REQUIRED WORK: All records are to be retyped faithfully and completely.

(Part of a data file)
□ □ □
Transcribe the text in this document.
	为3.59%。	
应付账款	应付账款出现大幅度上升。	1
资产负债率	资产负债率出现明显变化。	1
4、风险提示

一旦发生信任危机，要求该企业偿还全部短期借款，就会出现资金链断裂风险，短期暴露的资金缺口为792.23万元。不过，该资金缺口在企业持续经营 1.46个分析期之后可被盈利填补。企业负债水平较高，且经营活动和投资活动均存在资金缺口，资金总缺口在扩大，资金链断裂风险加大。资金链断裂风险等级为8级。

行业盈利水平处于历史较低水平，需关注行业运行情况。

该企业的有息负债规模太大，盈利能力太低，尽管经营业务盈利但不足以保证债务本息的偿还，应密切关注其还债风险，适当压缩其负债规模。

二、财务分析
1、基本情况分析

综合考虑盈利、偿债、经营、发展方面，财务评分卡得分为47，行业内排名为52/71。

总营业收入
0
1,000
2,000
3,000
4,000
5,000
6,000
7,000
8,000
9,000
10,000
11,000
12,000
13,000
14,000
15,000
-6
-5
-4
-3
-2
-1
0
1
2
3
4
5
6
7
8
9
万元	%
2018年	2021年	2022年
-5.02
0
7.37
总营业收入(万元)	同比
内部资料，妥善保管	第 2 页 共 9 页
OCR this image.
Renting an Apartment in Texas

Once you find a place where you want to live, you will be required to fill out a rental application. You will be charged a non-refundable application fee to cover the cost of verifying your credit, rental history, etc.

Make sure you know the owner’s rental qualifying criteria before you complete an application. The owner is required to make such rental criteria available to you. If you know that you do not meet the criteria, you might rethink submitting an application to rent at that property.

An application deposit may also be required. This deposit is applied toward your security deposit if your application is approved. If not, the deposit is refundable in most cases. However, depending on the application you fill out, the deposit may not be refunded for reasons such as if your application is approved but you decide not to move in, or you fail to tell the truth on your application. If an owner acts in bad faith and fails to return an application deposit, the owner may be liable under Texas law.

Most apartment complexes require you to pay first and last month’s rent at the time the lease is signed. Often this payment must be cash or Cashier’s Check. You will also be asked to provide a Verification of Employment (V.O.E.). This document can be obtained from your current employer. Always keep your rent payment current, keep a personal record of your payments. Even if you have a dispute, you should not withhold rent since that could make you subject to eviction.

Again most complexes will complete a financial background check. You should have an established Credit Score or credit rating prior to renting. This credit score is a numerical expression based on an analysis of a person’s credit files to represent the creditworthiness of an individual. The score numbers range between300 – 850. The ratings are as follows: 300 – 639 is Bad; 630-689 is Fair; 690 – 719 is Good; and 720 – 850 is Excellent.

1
□ □ □
ANSWER:
Transcribe the text in this document.
	为3.59%。	
应付账款	应付账款出现大幅度上升。	1
资产负债率	资产负债率出现明显变化。	1
4、风险提示

一旦发生信任危机，要求该企业偿还全部短期借款，就会出现资金链断裂风险，短期暴露的资金缺口为792.23万元。不过，该资金缺口在企业持续经营 1.46个分析期之后可被盈利填补。企业负债水平较高，且经营活动和投资活动均存在资金缺口，资金总缺口在扩大，资金链断裂风险加大。资金链断裂风险等级为8级。

行业盈利水平处于历史较低水平，需关注行业运行情况。

该企业的有息负债规模太大，盈利能力太低，尽管经营业务盈利但不足以保证债务本息的偿还，应密切关注其还债风险，适当压缩其负债规模。

二、财务分析
1、基本情况分析

综合考虑盈利、偿债、经营、发展方面，财务评分卡得分为47，行业内排名为52/71。

总营业收入
0
1,000
2,000
3,000
4,000
5,000
6,000
7,000
8,000
9,000
10,000
11,000
12,000
13,000
14,000
15,000
-6
-5
-4
-3
-2
-1
0
1
2
3
4
5
6
7
8
9
万元	%
2018年	2021年	2022年
-5.02
0
7.37
总营业收入(万元)	同比
内部资料，妥善保管	第 2 页 共 9 页
OCR this image.
Renting an Apartment in Texas

Once you find a place where you want to live, you will be required to fill out a rental application. You will be charged a non-refundable application fee to cover the cost of verifying your credit, rental history, etc.

Make sure you know the owner’s rental qualifying criteria before you complete an application. The owner is required to make such rental criteria available to you. If you know that you do not meet the criteria, you might rethink submitting an application to rent at that property.

An application deposit may also be required. This deposit is applied toward your security deposit if your application is approved. If not, the deposit is refundable in most cases. However, depending on the application you fill out, the deposit may not be refunded for reasons such as if your application is approved but you decide not to move in, or you fail to tell the truth on your application. If an owner acts in bad faith and fails to return an application deposit, the owner may be liable under Texas law.

Most apartment complexes require you to pay first and last month’s rent at the time the lease is signed. Often this payment must be cash or Cashier’s Check. You will also be asked to provide a Verification of Employment (V.O.E.). This document can be obtained from your current employer. Always keep your rent payment current, keep a personal record of your payments. Even if you have a dispute, you should not withhold rent since that could make you subject to eviction.

Again most complexes will complete a financial background check. You should have an established Credit Score or credit rating prior to renting. This credit score is a numerical expression based on an analysis of a person’s credit files to represent the creditworthiness of an individual. The score numbers range between300 – 850. The ratings are as follows: 300 – 639 is Bad; 630-689 is Fair; 690 – 719 is Good; and 720 – 850 is Excellent.

1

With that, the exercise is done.